Scan the records and identify every line in which the string "حديث" occurs, then return those lines.

**Source data:**

═══

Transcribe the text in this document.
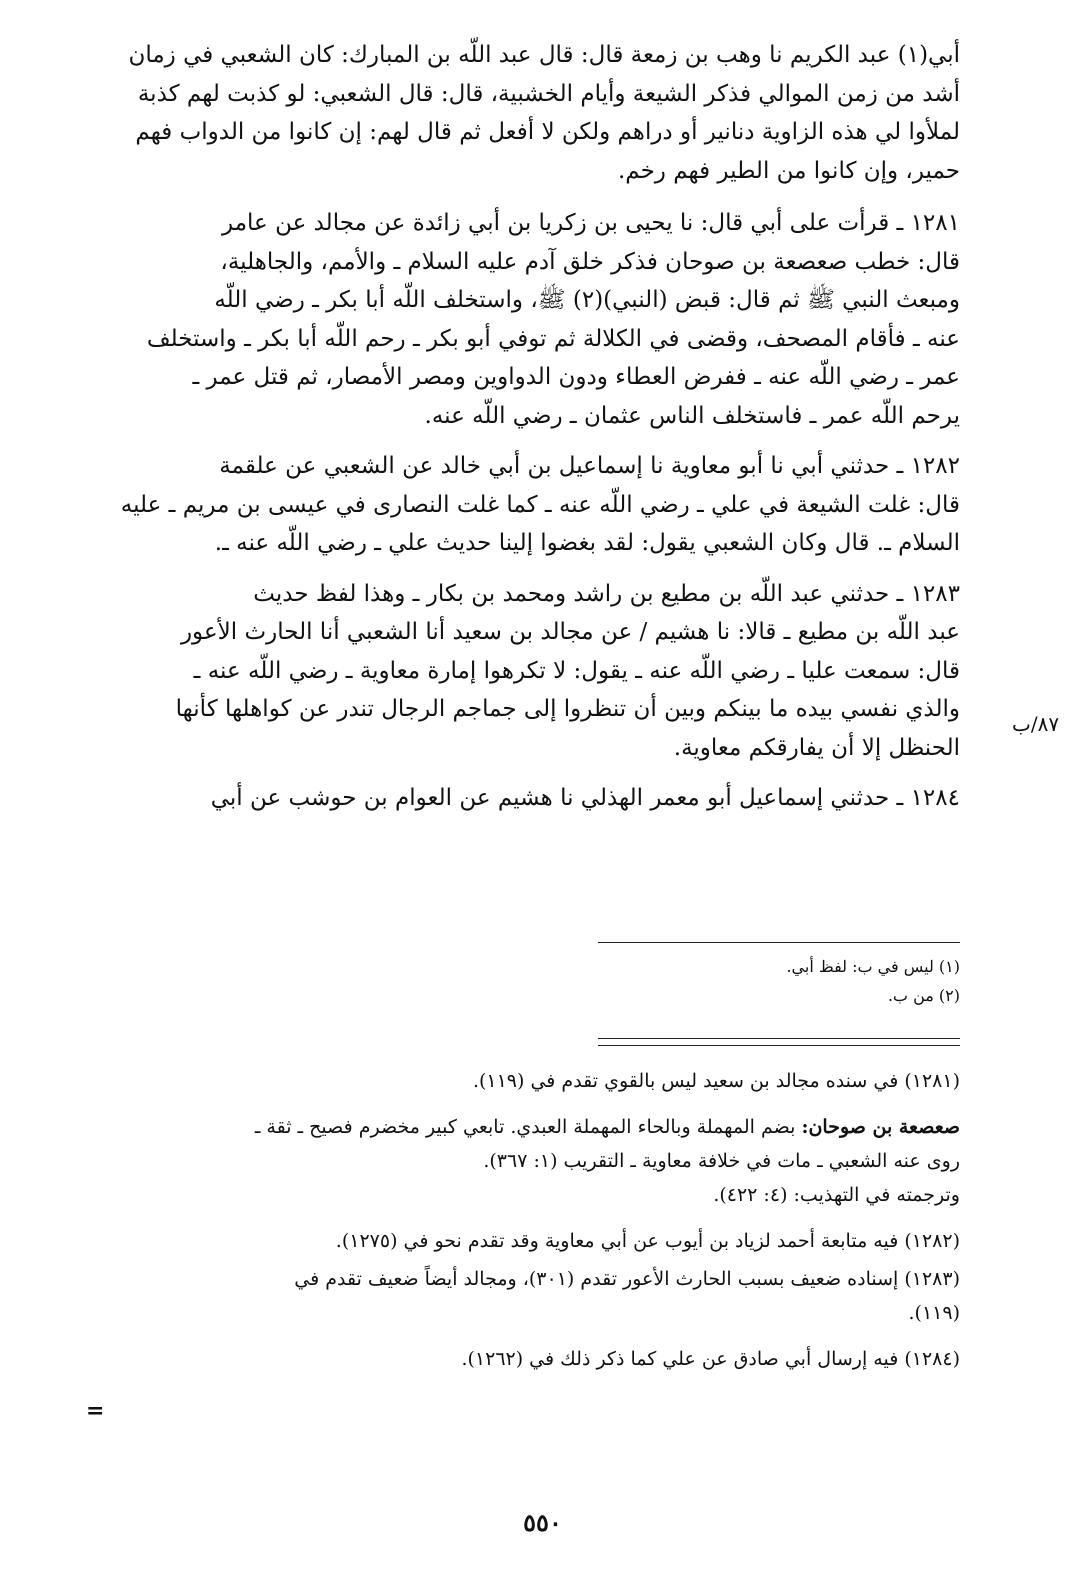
أبي(١) عبد الكريم نا وهب بن زمعة قال: قال عبد اللّه بن المبارك: كان الشعبي في زمان
أشد من زمن الموالي فذكر الشيعة وأيام الخشبية، قال: قال الشعبي: لو كذبت لهم كذبة
لملأوا لي هذه الزاوية دنانير أو دراهم ولكن لا أفعل ثم قال لهم: إن كانوا من الدواب فهم
حمير، وإن كانوا من الطير فهم رخم.
١٢٨١ ـ قرأت على أبي قال: نا يحيى بن زكريا بن أبي زائدة عن مجالد عن عامر
قال: خطب صعصعة بن صوحان فذكر خلق آدم عليه السلام ـ والأمم، والجاهلية،
ومبعث النبي ﷺ ثم قال: قبض (النبي)(٢) ﷺ، واستخلف اللّه أبا بكر ـ رضي اللّه
عنه ـ فأقام المصحف، وقضى في الكلالة ثم توفي أبو بكر ـ رحم اللّه أبا بكر ـ واستخلف
عمر ـ رضي اللّه عنه ـ ففرض العطاء ودون الدواوين ومصر الأمصار، ثم قتل عمر ـ
يرحم اللّه عمر ـ فاستخلف الناس عثمان ـ رضي اللّه عنه.
١٢٨٢ ـ حدثني أبي نا أبو معاوية نا إسماعيل بن أبي خالد عن الشعبي عن علقمة
قال: غلت الشيعة في علي ـ رضي اللّه عنه ـ كما غلت النصارى في عيسى بن مريم ـ عليه
السلام ـ. قال وكان الشعبي يقول: لقد بغضوا إلينا حديث علي ـ رضي اللّه عنه ـ.
١٢٨٣ ـ حدثني عبد اللّه بن مطيع بن راشد ومحمد بن بكار ـ وهذا لفظ حديث
عبد اللّه بن مطيع ـ قالا: نا هشيم / عن مجالد بن سعيد أنا الشعبي أنا الحارث الأعور
قال: سمعت عليا ـ رضي اللّه عنه ـ يقول: لا تكرهوا إمارة معاوية ـ رضي اللّه عنه ـ
والذي نفسي بيده ما بينكم وبين أن تنظروا إلى جماجم الرجال تندر عن كواهلها كأنها
الحنظل إلا أن يفارقكم معاوية.
١٢٨٤ ـ حدثني إسماعيل أبو معمر الهذلي نا هشيم عن العوام بن حوشب عن أبي
٨٧/ب
(١) ليس في ب: لفظ أبي.
(٢) من ب.
(١٢٨١) في سنده مجالد بن سعيد ليس بالقوي تقدم في (١١٩).
صعصعة بن صوحان: بضم المهملة وبالحاء المهملة العبدي. تابعي كبير مخضرم فصيح ـ ثقة ـ
روى عنه الشعبي ـ مات في خلافة معاوية ـ التقريب (١: ٣٦٧).
وترجمته في التهذيب: (٤: ٤٢٢).
(١٢٨٢) فيه متابعة أحمد لزياد بن أيوب عن أبي معاوية وقد تقدم نحو في (١٢٧٥).
(١٢٨٣) إسناده ضعيف بسبب الحارث الأعور تقدم (٣٠١)، ومجالد أيضاً ضعيف تقدم في
(١١٩).
(١٢٨٤) فيه إرسال أبي صادق عن علي كما ذكر ذلك في (١٢٦٢).
=
٥٥٠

═══

**Result of the exercise:**
السلام ـ. قال وكان الشعبي يقول: لقد بغضوا إلينا حديث علي ـ رضي اللّه عنه ـ.
١٢٨٣ ـ حدثني عبد اللّه بن مطيع بن راشد ومحمد بن بكار ـ وهذا لفظ حديث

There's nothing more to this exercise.